* _Problem_
Which lines include the word "page"? Copy each of them.

___

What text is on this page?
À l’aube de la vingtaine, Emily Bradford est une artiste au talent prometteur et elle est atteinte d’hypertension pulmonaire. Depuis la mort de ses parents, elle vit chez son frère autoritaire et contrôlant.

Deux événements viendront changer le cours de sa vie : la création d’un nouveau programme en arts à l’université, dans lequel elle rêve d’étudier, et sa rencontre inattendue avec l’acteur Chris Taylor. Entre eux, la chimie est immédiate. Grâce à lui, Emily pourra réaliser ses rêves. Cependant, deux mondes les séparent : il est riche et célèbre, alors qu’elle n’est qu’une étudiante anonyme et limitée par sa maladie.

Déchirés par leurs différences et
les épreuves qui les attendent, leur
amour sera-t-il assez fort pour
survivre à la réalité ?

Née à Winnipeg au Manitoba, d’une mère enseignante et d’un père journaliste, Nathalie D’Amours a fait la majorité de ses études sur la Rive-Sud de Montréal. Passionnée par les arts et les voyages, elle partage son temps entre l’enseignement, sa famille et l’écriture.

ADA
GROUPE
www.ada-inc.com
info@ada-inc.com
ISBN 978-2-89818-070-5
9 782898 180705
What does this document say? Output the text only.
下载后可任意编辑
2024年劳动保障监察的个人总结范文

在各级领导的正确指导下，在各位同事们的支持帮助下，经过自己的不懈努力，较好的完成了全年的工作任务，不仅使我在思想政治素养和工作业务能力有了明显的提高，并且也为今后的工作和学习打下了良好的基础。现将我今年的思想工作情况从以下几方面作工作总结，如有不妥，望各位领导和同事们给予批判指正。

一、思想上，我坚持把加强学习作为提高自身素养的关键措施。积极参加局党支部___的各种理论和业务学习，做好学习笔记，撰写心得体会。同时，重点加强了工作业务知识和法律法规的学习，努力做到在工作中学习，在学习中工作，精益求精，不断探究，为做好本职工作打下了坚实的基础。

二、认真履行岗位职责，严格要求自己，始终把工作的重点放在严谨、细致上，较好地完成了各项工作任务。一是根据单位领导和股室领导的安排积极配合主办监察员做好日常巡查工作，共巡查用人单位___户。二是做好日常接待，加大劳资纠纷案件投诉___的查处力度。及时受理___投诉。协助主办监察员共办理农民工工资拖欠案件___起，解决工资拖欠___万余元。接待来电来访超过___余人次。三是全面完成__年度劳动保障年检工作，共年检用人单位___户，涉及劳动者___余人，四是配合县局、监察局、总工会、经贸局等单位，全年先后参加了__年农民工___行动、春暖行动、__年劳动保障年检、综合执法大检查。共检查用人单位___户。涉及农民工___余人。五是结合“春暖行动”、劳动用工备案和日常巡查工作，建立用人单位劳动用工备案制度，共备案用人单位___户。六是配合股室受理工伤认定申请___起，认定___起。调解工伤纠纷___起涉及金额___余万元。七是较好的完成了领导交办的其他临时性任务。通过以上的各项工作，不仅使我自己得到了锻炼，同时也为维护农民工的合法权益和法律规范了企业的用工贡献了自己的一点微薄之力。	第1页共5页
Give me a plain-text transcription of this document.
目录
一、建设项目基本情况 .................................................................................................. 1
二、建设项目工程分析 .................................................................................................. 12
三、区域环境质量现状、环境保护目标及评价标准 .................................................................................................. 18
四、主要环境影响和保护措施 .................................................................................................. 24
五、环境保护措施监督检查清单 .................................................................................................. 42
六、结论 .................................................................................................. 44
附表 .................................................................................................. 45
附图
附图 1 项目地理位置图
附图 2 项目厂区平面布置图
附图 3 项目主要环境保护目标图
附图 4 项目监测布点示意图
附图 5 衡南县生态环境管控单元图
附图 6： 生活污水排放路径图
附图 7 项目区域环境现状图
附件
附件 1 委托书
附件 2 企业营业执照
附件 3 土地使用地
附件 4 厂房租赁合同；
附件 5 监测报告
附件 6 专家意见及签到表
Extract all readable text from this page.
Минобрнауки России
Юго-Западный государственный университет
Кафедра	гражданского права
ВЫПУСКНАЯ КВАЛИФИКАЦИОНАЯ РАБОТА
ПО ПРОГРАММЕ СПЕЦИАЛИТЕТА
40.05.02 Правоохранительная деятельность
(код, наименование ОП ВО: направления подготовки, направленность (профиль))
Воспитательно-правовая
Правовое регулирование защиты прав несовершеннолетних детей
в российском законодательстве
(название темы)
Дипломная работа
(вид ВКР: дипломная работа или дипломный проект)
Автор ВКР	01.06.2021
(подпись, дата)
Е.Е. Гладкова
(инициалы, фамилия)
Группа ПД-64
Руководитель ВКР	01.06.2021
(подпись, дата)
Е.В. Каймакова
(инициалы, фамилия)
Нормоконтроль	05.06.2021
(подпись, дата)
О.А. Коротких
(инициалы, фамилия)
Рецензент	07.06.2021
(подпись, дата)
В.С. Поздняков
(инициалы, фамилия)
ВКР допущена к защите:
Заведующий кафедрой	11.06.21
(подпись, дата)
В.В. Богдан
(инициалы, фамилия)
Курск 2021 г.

___

* _Written solution_
What text is on this page?
Extract all readable text from this page.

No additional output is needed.